● What needs to be done: Reproduce verbatim the lines in the entries below, starting with the line that contains "flow-event (263, 611, 265, 613)" and going on through the line that contains "216, 53, 221)".

● Stored records:
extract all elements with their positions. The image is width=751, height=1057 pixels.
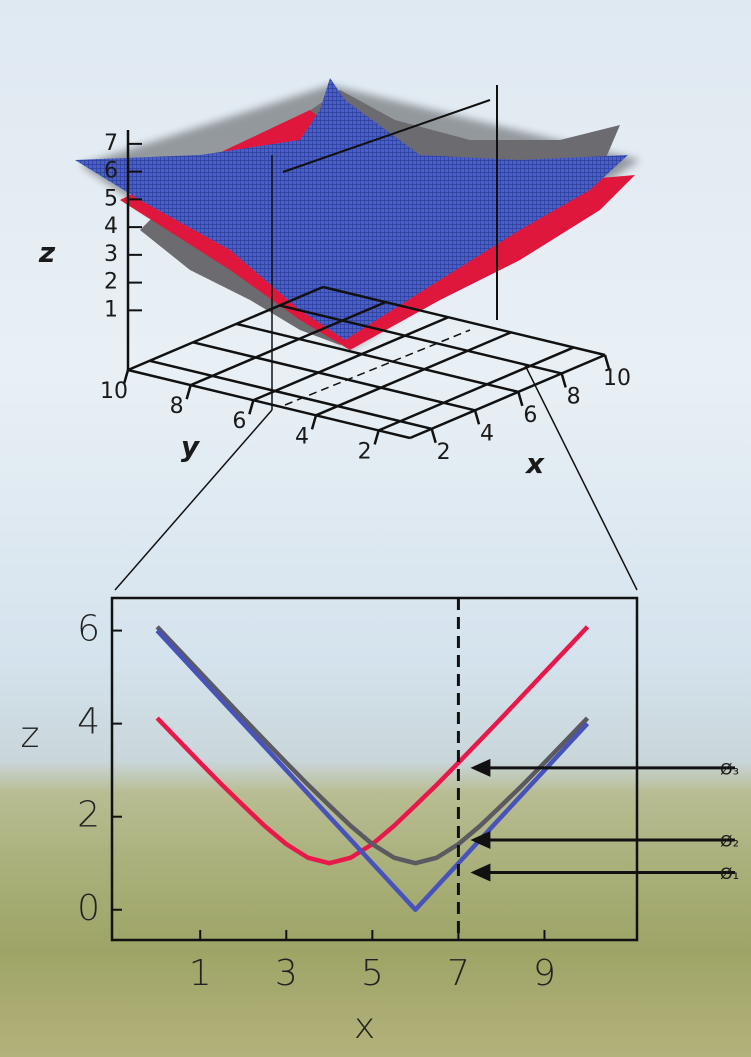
y-axis-label: z: [21, 715, 40, 756]
series-line: [157, 631, 587, 910]
y-tick-label: 10: [100, 379, 128, 404]
x-tick-label: 2: [437, 440, 451, 465]
blue-surface: [75, 78, 628, 340]
z-tick-label: 5: [104, 186, 118, 211]
tick-mark: [249, 400, 253, 414]
x-tick-label: 1: [189, 953, 212, 994]
z-tick-label: 6: [104, 159, 118, 184]
z-tick-label: 1: [104, 297, 118, 322]
y-tick-label: 4: [77, 702, 100, 743]
z-tick-label: 4: [104, 214, 118, 239]
annotation-label: Ø₃: [720, 759, 739, 778]
x-tick-label: 7: [447, 953, 470, 994]
series-line: [157, 627, 587, 863]
annotation-label: Ø₂: [720, 831, 739, 850]
x-tick-label: 10: [603, 366, 631, 391]
arrow-head: [470, 864, 490, 882]
x-tick-label: 6: [523, 403, 537, 428]
y-tick-label: 2: [77, 795, 100, 836]
tick-mark: [375, 430, 379, 444]
x-axis-label: x: [524, 447, 545, 480]
page: {"chart_data":[ {"type":"surface3d","xla…: [0, 0, 751, 1057]
x-axis-label: x: [354, 1006, 375, 1047]
grid-line: [193, 342, 475, 410]
tick-mark: [518, 392, 522, 406]
y-tick-label: 6: [232, 409, 246, 434]
tick-mark: [312, 415, 316, 429]
y-axis-label: y: [181, 430, 201, 463]
z-axis-label: z: [38, 236, 56, 269]
arrow-head: [470, 759, 490, 777]
x-tick-label: 4: [480, 421, 494, 446]
series-line: [157, 627, 587, 863]
surfaces: [75, 78, 640, 350]
y-tick-label: 4: [295, 424, 309, 449]
grid-line: [128, 287, 323, 370]
y-tick-label: 0: [77, 888, 100, 929]
x-tick-label: 5: [361, 953, 384, 994]
tick-mark: [562, 373, 566, 387]
y-tick-label: 8: [170, 394, 184, 419]
z-tick-label: 2: [104, 270, 118, 295]
y-tick-label: 2: [358, 439, 372, 464]
tick-mark: [432, 429, 436, 443]
figure: 2468102468101234567xyz024613579xzØ₃Ø₂Ø₁: [0, 0, 751, 1057]
x-tick-label: 9: [533, 953, 556, 994]
grid-line: [280, 305, 562, 373]
z-tick-label: 3: [104, 242, 118, 267]
tick-mark: [187, 385, 191, 399]
z-tick-label: 7: [104, 131, 118, 156]
annotation-label: Ø₁: [720, 864, 739, 883]
grid-line: [150, 361, 432, 429]
x-tick-label: 3: [275, 953, 298, 994]
y-tick-label: 6: [77, 609, 100, 650]
tick-mark: [475, 410, 479, 424]
x-tick-label: 8: [567, 384, 581, 409]
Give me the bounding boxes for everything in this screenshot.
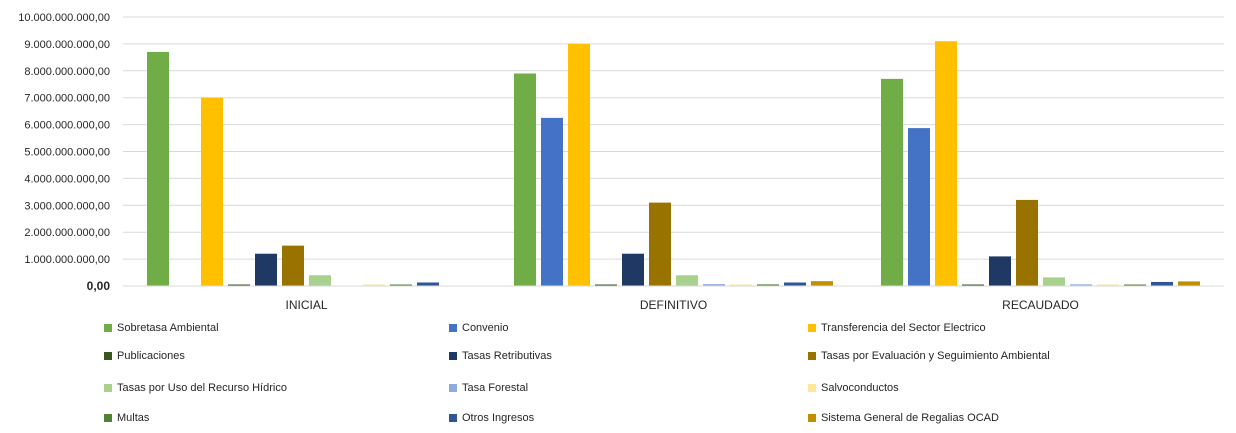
y-tick-label: 1.000.000.000,00 [24, 254, 110, 266]
bar [390, 284, 412, 286]
x-category-label: INICIAL [285, 298, 327, 312]
y-tick-label: 9.000.000.000,00 [24, 39, 110, 51]
bar [676, 275, 698, 286]
bar [595, 284, 617, 286]
bar [417, 282, 439, 286]
y-tick-label: 7.000.000.000,00 [24, 93, 110, 105]
bar [962, 284, 984, 286]
bar [811, 281, 833, 286]
bar [757, 284, 779, 286]
bar [703, 284, 725, 286]
grid-lines [123, 16, 1224, 260]
bar [201, 97, 223, 286]
bar [255, 253, 277, 286]
bar [282, 245, 304, 286]
y-tick-label: 4.000.000.000,00 [24, 173, 110, 185]
bar [881, 78, 903, 287]
x-category-label: DEFINITIVO [640, 298, 707, 312]
bar [1070, 284, 1092, 286]
bar [989, 256, 1011, 286]
bar [309, 275, 331, 286]
bar [514, 73, 536, 287]
bar [622, 253, 644, 286]
bar [1097, 284, 1119, 286]
y-tick-label: 10.000.000.000,00 [18, 12, 110, 24]
bar [363, 284, 385, 286]
bar [649, 202, 671, 286]
bar [568, 43, 590, 287]
bar [784, 282, 806, 286]
y-axis-tick-labels: 0,00 1.000.000.000,00 2.000.000.000,00 3.00… [18, 12, 110, 293]
bar [1124, 284, 1146, 286]
bar [1151, 281, 1173, 286]
x-category-label: RECAUDADO [1002, 298, 1079, 312]
bar [541, 117, 563, 286]
bar [908, 128, 930, 286]
bar [935, 41, 957, 287]
y-tick-label: 8.000.000.000,00 [24, 66, 110, 78]
bar [228, 284, 250, 286]
bar [1043, 277, 1065, 286]
bar-series [147, 41, 1200, 287]
y-tick-label: 3.000.000.000,00 [24, 200, 110, 212]
bar [1016, 199, 1038, 286]
y-tick-label: 6.000.000.000,00 [24, 120, 110, 132]
y-tick-label: 2.000.000.000,00 [24, 227, 110, 239]
bar [1178, 281, 1200, 286]
bar [730, 284, 752, 286]
y-tick-label: 5.000.000.000,00 [24, 147, 110, 159]
x-axis-category-labels: INICIAL DEFINITIVO RECAUDADO [285, 298, 1078, 312]
bar [147, 51, 169, 286]
y-tick-label: 0,00 [87, 279, 111, 293]
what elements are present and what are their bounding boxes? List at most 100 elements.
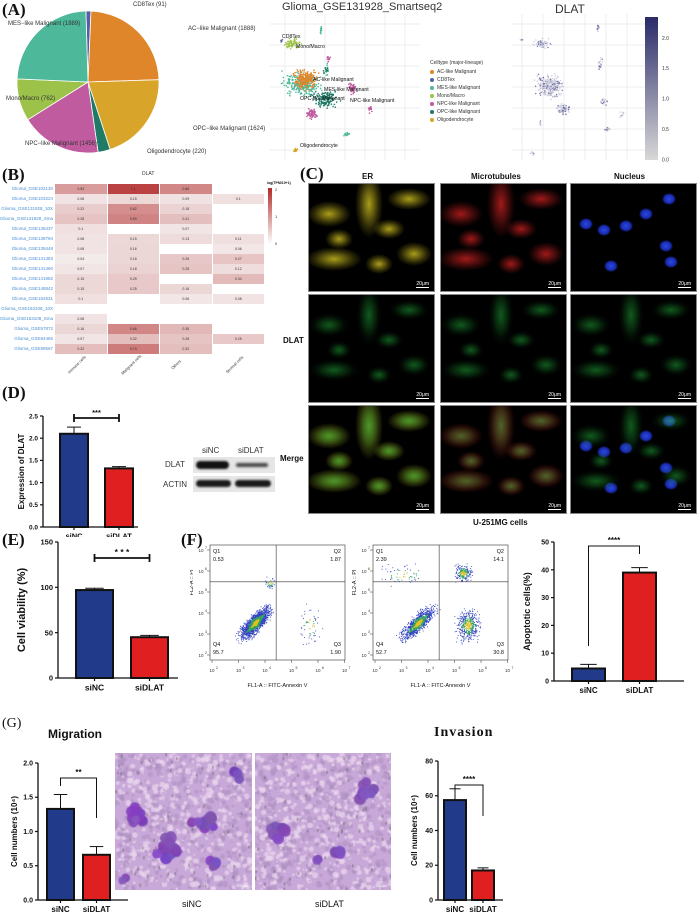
flow-event (263, 611, 265, 613)
x-tick-exponent: 2 (216, 666, 218, 670)
microscopy-image: 20μm (440, 294, 567, 403)
flow-event (419, 621, 421, 623)
flow-event (460, 617, 462, 619)
flow-event (404, 627, 406, 629)
flow-event (308, 642, 310, 644)
heatmap-row-label[interactable]: Glioma_GSE131928_Smartseq2 (0, 216, 53, 221)
flow-event (255, 625, 257, 627)
heatmap-row-label[interactable]: Glioma_GSE89567 (14, 346, 53, 351)
flow-event (420, 627, 422, 629)
pie-label-oligo: Oligodendrocyte (220) (147, 149, 207, 155)
umap-point (370, 108, 373, 111)
umap-point (306, 75, 308, 78)
flow-event (420, 626, 422, 628)
flow-event (315, 640, 316, 642)
flow-event (418, 628, 420, 630)
flow-event (244, 631, 246, 633)
flow-event (470, 631, 472, 633)
umap-point (300, 86, 303, 89)
flow-event (420, 612, 421, 614)
heatmap-row-label[interactable]: Glioma_GSE135437 (11, 226, 53, 231)
flow-event (253, 615, 255, 617)
flow-event (244, 623, 245, 625)
flow-event (415, 620, 417, 622)
flow-event (426, 615, 428, 617)
flow-event (250, 636, 252, 638)
legend-item: Oligodendrocyte (430, 116, 483, 124)
flow-event (260, 623, 262, 625)
flow-event (468, 620, 470, 622)
flow-event (270, 585, 272, 587)
flow-event (463, 568, 465, 569)
heatmap-cell: 0.53 (55, 184, 108, 194)
heatmap-row-label[interactable]: Glioma_GSE102130 (11, 186, 53, 191)
flow-event (472, 628, 474, 630)
heatmap-row-label[interactable]: Glioma_GSE57872 (14, 326, 53, 331)
flow-event (261, 613, 263, 615)
feature-point (539, 45, 541, 48)
feature-point (560, 103, 563, 105)
heatmap-row-label[interactable]: Glioma_GSE148842 (11, 286, 53, 291)
flow-event (418, 626, 420, 628)
flow-event (456, 630, 458, 632)
legend-label: AC-like Malignant (437, 69, 477, 75)
flow-event (251, 626, 253, 628)
y-tick-label: 100 (40, 583, 53, 592)
flow-event (413, 617, 415, 619)
flow-event (469, 610, 471, 612)
flow-event (470, 627, 472, 629)
flow-event (415, 627, 416, 629)
heatmap-row-label[interactable]: Glioma_GSE141383 (11, 256, 53, 261)
flow-event (419, 629, 421, 631)
flow-event (241, 634, 243, 635)
umap-point (296, 84, 299, 87)
flow-event (471, 622, 473, 624)
flow-event (254, 616, 256, 618)
feature-point (543, 88, 545, 90)
heatmap-cell (55, 304, 108, 314)
flow-event (431, 616, 433, 618)
heatmap-row-label[interactable]: Glioma_GSE103224 (11, 196, 53, 201)
heatmap-row-label[interactable]: Glioma_GSE131928_10X (1, 206, 53, 211)
flow-event (471, 571, 473, 573)
flow-event (429, 615, 431, 617)
flow-event (266, 618, 268, 620)
flow-event (401, 641, 403, 643)
heatmap-row-label[interactable]: Glioma_GSE139448 (11, 246, 53, 251)
umap-point (353, 87, 356, 90)
flow-event (464, 620, 466, 622)
heatmap-row-label[interactable]: Glioma_GSE162631 (11, 296, 53, 301)
flow-event (247, 633, 249, 635)
flow-event (412, 635, 414, 637)
flow-event (410, 620, 412, 622)
flow-event (265, 611, 267, 613)
heatmap-row-label[interactable]: Glioma_GSE141460 (11, 266, 53, 271)
flow-event (462, 628, 464, 630)
flow-event (261, 623, 263, 625)
flow-event (478, 620, 480, 622)
heatmap-row-label[interactable]: Glioma_GSE163108_10X (1, 306, 53, 311)
heatmap-row-label[interactable]: Glioma_GSE163108_Smartseq2 (0, 316, 53, 321)
flow-event (461, 576, 463, 577)
umap-point (289, 78, 291, 81)
heatmap-row-label[interactable]: Glioma_GSE141982 (11, 276, 53, 281)
feature-point (551, 96, 554, 98)
flow-event (467, 624, 469, 626)
flow-event (409, 627, 410, 629)
feature-point (559, 88, 561, 90)
flow-event (239, 635, 241, 637)
flow-event (462, 575, 464, 577)
heatmap-row-label[interactable]: Glioma_GSE84465 (14, 336, 53, 341)
umap-point (292, 150, 295, 152)
y-tick-exponent: 5 (205, 588, 207, 592)
flow-event (246, 622, 248, 624)
feature-point (532, 154, 534, 156)
umap-point (349, 82, 351, 85)
flow-event (259, 619, 261, 621)
heatmap-row-label[interactable]: Glioma_GSE138794 (11, 236, 53, 241)
flow-event (270, 613, 271, 615)
flow-event (429, 614, 431, 616)
flow-event (471, 620, 472, 622)
umap-point (320, 98, 322, 101)
flow-event (461, 576, 463, 577)
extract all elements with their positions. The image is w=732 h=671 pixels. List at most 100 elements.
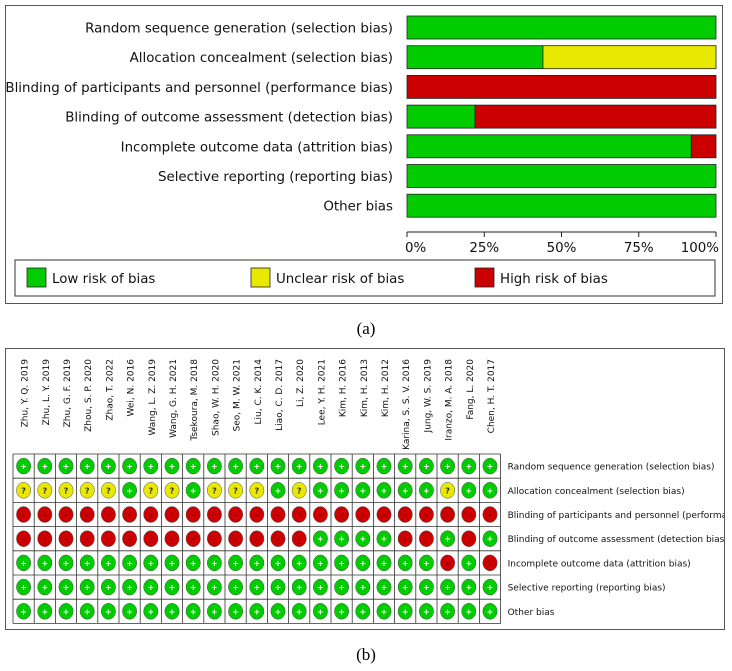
judgement-circle <box>58 530 74 547</box>
judgement-symbol: + <box>402 583 409 592</box>
judgement-circle <box>164 554 180 572</box>
judgement-circle <box>270 578 286 596</box>
judgement-circle <box>397 482 413 499</box>
risk-of-bias-summary-panel: Zhu, Y. Q. 2019 Zhu, L. Y. 2019 Zhu, G. F.… <box>5 348 732 630</box>
x-tick-label: 50% <box>547 241 577 256</box>
judgement-circle <box>143 530 159 547</box>
study-label: Wang, G. H. 2021 <box>169 359 179 438</box>
judgement-symbol: + <box>359 462 366 471</box>
judgement-symbol: + <box>41 607 48 616</box>
low-risk-judgement: + <box>376 578 392 596</box>
domain-label: Incomplete outcome data (attrition bias) <box>508 559 691 569</box>
low-risk-judgement: + <box>334 603 350 620</box>
judgement-circle <box>228 554 244 572</box>
high-risk-judgement: - <box>418 530 434 547</box>
judgement-circle <box>206 506 222 523</box>
low-risk-judgement: + <box>355 578 371 596</box>
unclear-risk-judgement: ? <box>206 482 222 499</box>
low-risk-judgement: + <box>79 457 95 475</box>
study-label: Wei, N. 2016 <box>127 359 137 417</box>
judgement-symbol: + <box>190 486 197 495</box>
judgement-circle <box>270 482 286 499</box>
low-risk-judgement: + <box>228 457 244 475</box>
low-risk-judgement: + <box>249 457 265 475</box>
judgement-circle <box>228 506 244 523</box>
high-risk-judgement: - <box>270 530 286 547</box>
judgement-circle <box>376 530 392 547</box>
judgement-circle <box>228 603 244 620</box>
judgement-circle <box>334 506 350 523</box>
low-risk-judgement: + <box>291 578 307 596</box>
high-risk-judgement: - <box>143 506 159 523</box>
judgement-symbol: + <box>444 607 451 616</box>
judgement-circle <box>79 554 95 572</box>
judgement-symbol: + <box>338 559 345 568</box>
low-risk-judgement: + <box>312 457 328 475</box>
low-risk-judgement: + <box>249 603 265 620</box>
high-risk-bar <box>690 134 717 159</box>
low-risk-judgement: + <box>79 554 95 572</box>
legend-label: High risk of bias <box>500 272 608 287</box>
judgement-symbol: + <box>253 583 260 592</box>
low-risk-judgement: + <box>291 603 307 620</box>
category-label: Random sequence generation (selection bi… <box>85 22 393 37</box>
low-risk-judgement: + <box>418 578 434 596</box>
high-risk-judgement: - <box>482 554 498 572</box>
study-label: Zhu, Y. Q. 2019 <box>21 359 31 428</box>
judgement-circle <box>100 457 116 475</box>
legend-swatch-unclear <box>250 267 271 288</box>
judgement-circle <box>461 530 477 547</box>
x-tick-label: 100% <box>681 241 719 256</box>
judgement-circle <box>270 457 286 475</box>
judgement-symbol: + <box>423 559 430 568</box>
high-risk-judgement: - <box>228 506 244 523</box>
judgement-circle <box>440 506 456 523</box>
high-risk-judgement: - <box>334 506 350 523</box>
high-risk-judgement: - <box>100 506 116 523</box>
domain-label: Selective reporting (reporting bias) <box>508 584 666 594</box>
judgement-circle <box>334 482 350 499</box>
x-tick-label: 0% <box>405 241 426 256</box>
judgement-circle <box>334 603 350 620</box>
judgement-symbol: - <box>488 511 491 520</box>
judgement-circle <box>37 457 53 475</box>
high-risk-judgement: - <box>270 506 286 523</box>
low-risk-judgement: + <box>16 554 32 572</box>
judgement-symbol: - <box>22 535 25 544</box>
high-risk-judgement: - <box>206 506 222 523</box>
study-label: Liao, C. D. 2017 <box>275 359 285 431</box>
judgement-symbol: + <box>63 462 70 471</box>
judgement-symbol: + <box>338 607 345 616</box>
judgement-symbol: ? <box>170 486 175 495</box>
judgement-circle <box>312 578 328 596</box>
judgement-symbol: + <box>63 559 70 568</box>
judgement-circle <box>122 554 138 572</box>
study-label: Li, Z. 2020 <box>296 359 306 407</box>
judgement-circle <box>334 457 350 475</box>
judgement-circle <box>270 603 286 620</box>
low-risk-judgement: + <box>355 457 371 475</box>
judgement-symbol: + <box>105 583 112 592</box>
judgement-symbol: + <box>275 486 282 495</box>
low-risk-judgement: + <box>291 554 307 572</box>
low-risk-judgement: + <box>206 457 222 475</box>
low-risk-judgement: + <box>482 578 498 596</box>
judgement-symbol: + <box>359 583 366 592</box>
low-risk-judgement: + <box>397 457 413 475</box>
judgement-symbol: + <box>487 583 494 592</box>
judgement-symbol: - <box>425 535 428 544</box>
low-risk-judgement: + <box>122 457 138 475</box>
judgement-circle <box>461 554 477 572</box>
judgement-circle <box>291 530 307 547</box>
low-risk-judgement: + <box>58 554 74 572</box>
study-label: Zhao, T. 2022 <box>105 359 115 421</box>
judgement-circle <box>122 506 138 523</box>
judgement-circle <box>185 603 201 620</box>
judgement-symbol: ? <box>254 486 259 495</box>
judgement-symbol: + <box>84 462 91 471</box>
low-risk-judgement: + <box>397 578 413 596</box>
high-risk-judgement: - <box>164 506 180 523</box>
judgement-circle <box>164 530 180 547</box>
low-risk-judgement: + <box>440 578 456 596</box>
judgement-symbol: + <box>20 559 27 568</box>
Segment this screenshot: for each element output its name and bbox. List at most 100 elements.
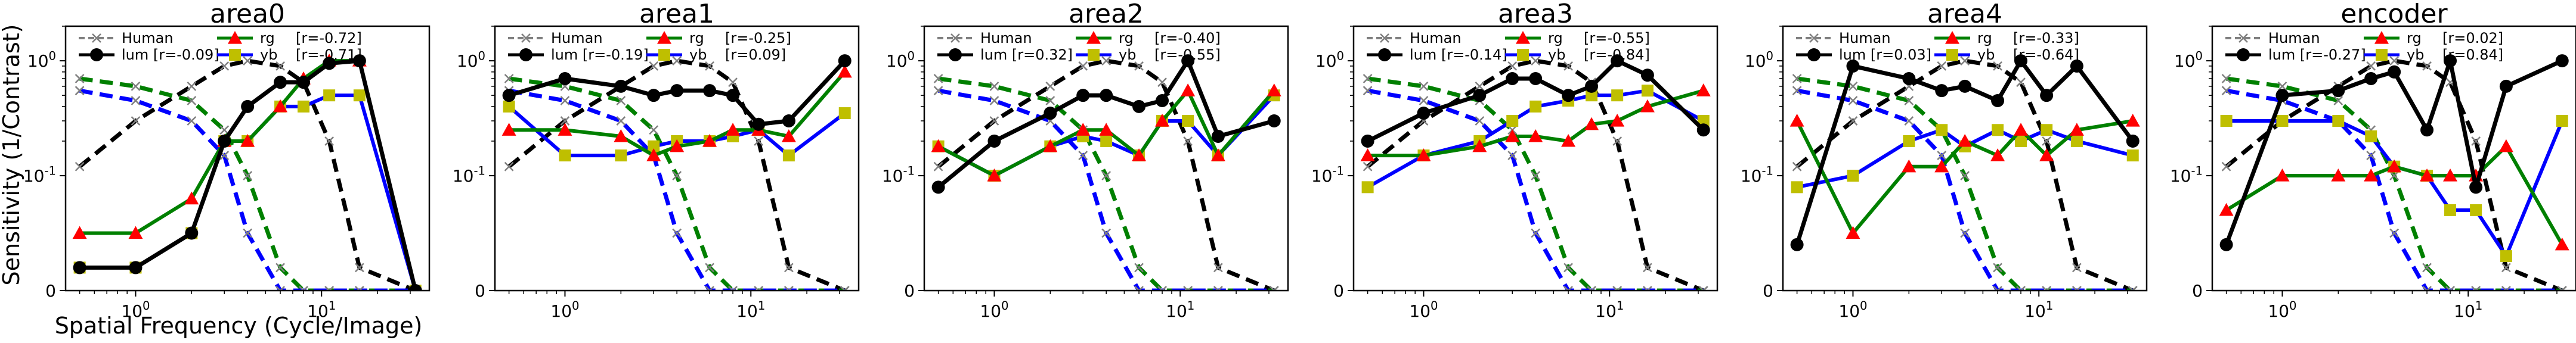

● Answer to this task:
flow-event (263, 611, 265, 613)
x-tick-exponent: 2 (216, 666, 218, 670)
microscopy-image: 20μm (440, 294, 567, 403)
flow-event (419, 621, 421, 623)
flow-event (460, 617, 462, 619)
flow-event (404, 627, 406, 629)
flow-event (308, 642, 310, 644)
heatmap-row-label[interactable]: Glioma_GSE131928_Smartseq2 (0, 216, 53, 221)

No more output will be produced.